WHAT YOU HAVE TO DO
Send back all the data below, exactly as given.

--- start of GIVEN DATA ---

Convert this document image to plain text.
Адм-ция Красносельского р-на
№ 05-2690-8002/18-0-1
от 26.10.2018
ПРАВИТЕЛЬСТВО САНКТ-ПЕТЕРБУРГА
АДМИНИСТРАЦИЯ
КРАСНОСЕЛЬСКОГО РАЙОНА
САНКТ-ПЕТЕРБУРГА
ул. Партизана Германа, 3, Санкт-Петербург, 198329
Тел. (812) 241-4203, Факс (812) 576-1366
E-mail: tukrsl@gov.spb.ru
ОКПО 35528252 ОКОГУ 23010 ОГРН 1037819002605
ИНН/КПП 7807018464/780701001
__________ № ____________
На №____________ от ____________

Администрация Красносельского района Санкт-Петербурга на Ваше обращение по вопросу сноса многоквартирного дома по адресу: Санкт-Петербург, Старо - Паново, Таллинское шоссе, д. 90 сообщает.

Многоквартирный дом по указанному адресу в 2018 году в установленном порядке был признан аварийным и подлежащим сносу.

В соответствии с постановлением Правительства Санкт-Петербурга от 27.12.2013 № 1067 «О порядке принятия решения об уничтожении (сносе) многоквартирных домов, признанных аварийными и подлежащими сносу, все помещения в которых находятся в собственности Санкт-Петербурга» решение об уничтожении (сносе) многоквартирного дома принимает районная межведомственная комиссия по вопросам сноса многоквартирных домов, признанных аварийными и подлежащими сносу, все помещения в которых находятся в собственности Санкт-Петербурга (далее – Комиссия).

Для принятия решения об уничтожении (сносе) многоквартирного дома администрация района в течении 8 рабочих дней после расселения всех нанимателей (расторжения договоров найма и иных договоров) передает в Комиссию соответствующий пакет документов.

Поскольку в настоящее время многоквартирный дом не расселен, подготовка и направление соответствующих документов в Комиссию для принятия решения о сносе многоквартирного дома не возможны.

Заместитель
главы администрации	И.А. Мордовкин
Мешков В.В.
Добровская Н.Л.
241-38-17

--- end of GIVEN DATA ---

ANSWER TO THIS EXERCISE
Convert this document image to plain text.
Адм-ция Красносельского р-на
№ 05-2690-8002/18-0-1
от 26.10.2018
ПРАВИТЕЛЬСТВО САНКТ-ПЕТЕРБУРГА
АДМИНИСТРАЦИЯ
КРАСНОСЕЛЬСКОГО РАЙОНА
САНКТ-ПЕТЕРБУРГА
ул. Партизана Германа, 3, Санкт-Петербург, 198329
Тел. (812) 241-4203, Факс (812) 576-1366
E-mail: tukrsl@gov.spb.ru
ОКПО 35528252 ОКОГУ 23010 ОГРН 1037819002605
ИНН/КПП 7807018464/780701001
__________ № ____________
На №____________ от ____________

Администрация Красносельского района Санкт-Петербурга на Ваше обращение по вопросу сноса многоквартирного дома по адресу: Санкт-Петербург, Старо - Паново, Таллинское шоссе, д. 90 сообщает.

Многоквартирный дом по указанному адресу в 2018 году в установленном порядке был признан аварийным и подлежащим сносу.

В соответствии с постановлением Правительства Санкт-Петербурга от 27.12.2013 № 1067 «О порядке принятия решения об уничтожении (сносе) многоквартирных домов, признанных аварийными и подлежащими сносу, все помещения в которых находятся в собственности Санкт-Петербурга» решение об уничтожении (сносе) многоквартирного дома принимает районная межведомственная комиссия по вопросам сноса многоквартирных домов, признанных аварийными и подлежащими сносу, все помещения в которых находятся в собственности Санкт-Петербурга (далее – Комиссия).

Для принятия решения об уничтожении (сносе) многоквартирного дома администрация района в течении 8 рабочих дней после расселения всех нанимателей (расторжения договоров найма и иных договоров) передает в Комиссию соответствующий пакет документов.

Поскольку в настоящее время многоквартирный дом не расселен, подготовка и направление соответствующих документов в Комиссию для принятия решения о сносе многоквартирного дома не возможны.

Заместитель
главы администрации	И.А. Мордовкин
Мешков В.В.
Добровская Н.Л.
241-38-17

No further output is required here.